═══ Dataset excerpts

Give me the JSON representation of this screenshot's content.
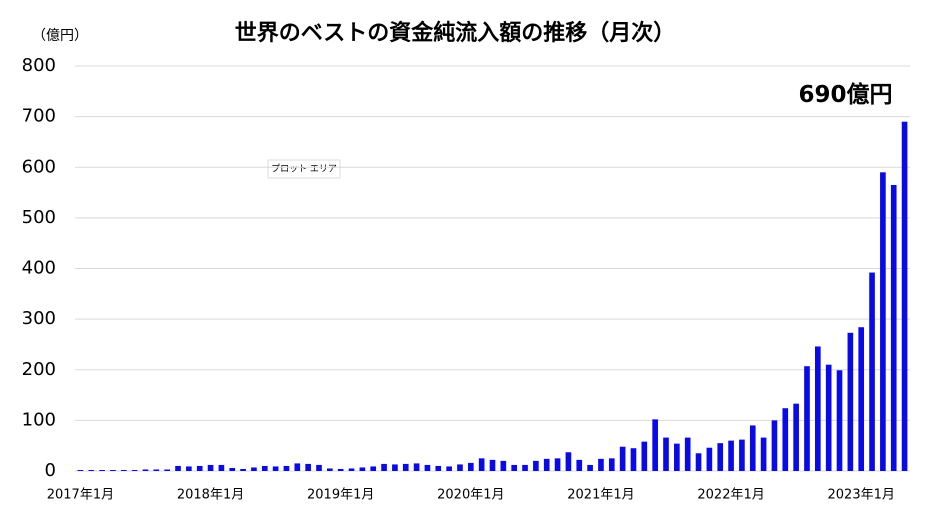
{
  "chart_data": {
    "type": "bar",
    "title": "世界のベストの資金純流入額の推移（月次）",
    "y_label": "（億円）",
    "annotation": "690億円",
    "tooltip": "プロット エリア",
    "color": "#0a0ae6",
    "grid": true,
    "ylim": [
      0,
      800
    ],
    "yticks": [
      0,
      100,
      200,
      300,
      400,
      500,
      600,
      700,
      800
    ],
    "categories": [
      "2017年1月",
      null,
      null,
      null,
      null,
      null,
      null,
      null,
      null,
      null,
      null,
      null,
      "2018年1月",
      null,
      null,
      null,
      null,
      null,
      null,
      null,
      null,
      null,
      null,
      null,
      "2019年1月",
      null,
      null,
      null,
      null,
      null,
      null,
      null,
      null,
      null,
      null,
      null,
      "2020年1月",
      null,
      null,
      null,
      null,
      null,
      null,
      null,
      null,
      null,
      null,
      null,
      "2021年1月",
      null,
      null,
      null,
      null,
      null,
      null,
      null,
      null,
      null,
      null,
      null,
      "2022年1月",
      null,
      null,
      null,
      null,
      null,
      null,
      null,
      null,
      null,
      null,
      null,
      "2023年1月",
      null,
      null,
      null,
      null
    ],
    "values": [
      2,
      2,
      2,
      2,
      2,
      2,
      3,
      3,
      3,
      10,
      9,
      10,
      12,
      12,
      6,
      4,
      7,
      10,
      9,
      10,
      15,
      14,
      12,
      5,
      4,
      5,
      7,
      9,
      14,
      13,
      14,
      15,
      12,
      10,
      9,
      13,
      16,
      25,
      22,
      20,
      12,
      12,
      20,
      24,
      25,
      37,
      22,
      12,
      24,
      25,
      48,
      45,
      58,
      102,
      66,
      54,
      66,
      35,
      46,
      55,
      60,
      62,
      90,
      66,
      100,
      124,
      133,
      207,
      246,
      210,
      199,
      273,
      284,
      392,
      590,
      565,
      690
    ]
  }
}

══════

▶ **Written exercise**
Copy out the entries verbatim and leave the images out.

▶ **Solution**
Give me the JSON representation of this screenshot's content.
{
  "chart_data": {
    "type": "bar",
    "title": "世界のベストの資金純流入額の推移（月次）",
    "y_label": "（億円）",
    "annotation": "690億円",
    "tooltip": "プロット エリア",
    "color": "#0a0ae6",
    "grid": true,
    "ylim": [
      0,
      800
    ],
    "yticks": [
      0,
      100,
      200,
      300,
      400,
      500,
      600,
      700,
      800
    ],
    "categories": [
      "2017年1月",
      null,
      null,
      null,
      null,
      null,
      null,
      null,
      null,
      null,
      null,
      null,
      "2018年1月",
      null,
      null,
      null,
      null,
      null,
      null,
      null,
      null,
      null,
      null,
      null,
      "2019年1月",
      null,
      null,
      null,
      null,
      null,
      null,
      null,
      null,
      null,
      null,
      null,
      "2020年1月",
      null,
      null,
      null,
      null,
      null,
      null,
      null,
      null,
      null,
      null,
      null,
      "2021年1月",
      null,
      null,
      null,
      null,
      null,
      null,
      null,
      null,
      null,
      null,
      null,
      "2022年1月",
      null,
      null,
      null,
      null,
      null,
      null,
      null,
      null,
      null,
      null,
      null,
      "2023年1月",
      null,
      null,
      null,
      null
    ],
    "values": [
      2,
      2,
      2,
      2,
      2,
      2,
      3,
      3,
      3,
      10,
      9,
      10,
      12,
      12,
      6,
      4,
      7,
      10,
      9,
      10,
      15,
      14,
      12,
      5,
      4,
      5,
      7,
      9,
      14,
      13,
      14,
      15,
      12,
      10,
      9,
      13,
      16,
      25,
      22,
      20,
      12,
      12,
      20,
      24,
      25,
      37,
      22,
      12,
      24,
      25,
      48,
      45,
      58,
      102,
      66,
      54,
      66,
      35,
      46,
      55,
      60,
      62,
      90,
      66,
      100,
      124,
      133,
      207,
      246,
      210,
      199,
      273,
      284,
      392,
      590,
      565,
      690
    ]
  }
}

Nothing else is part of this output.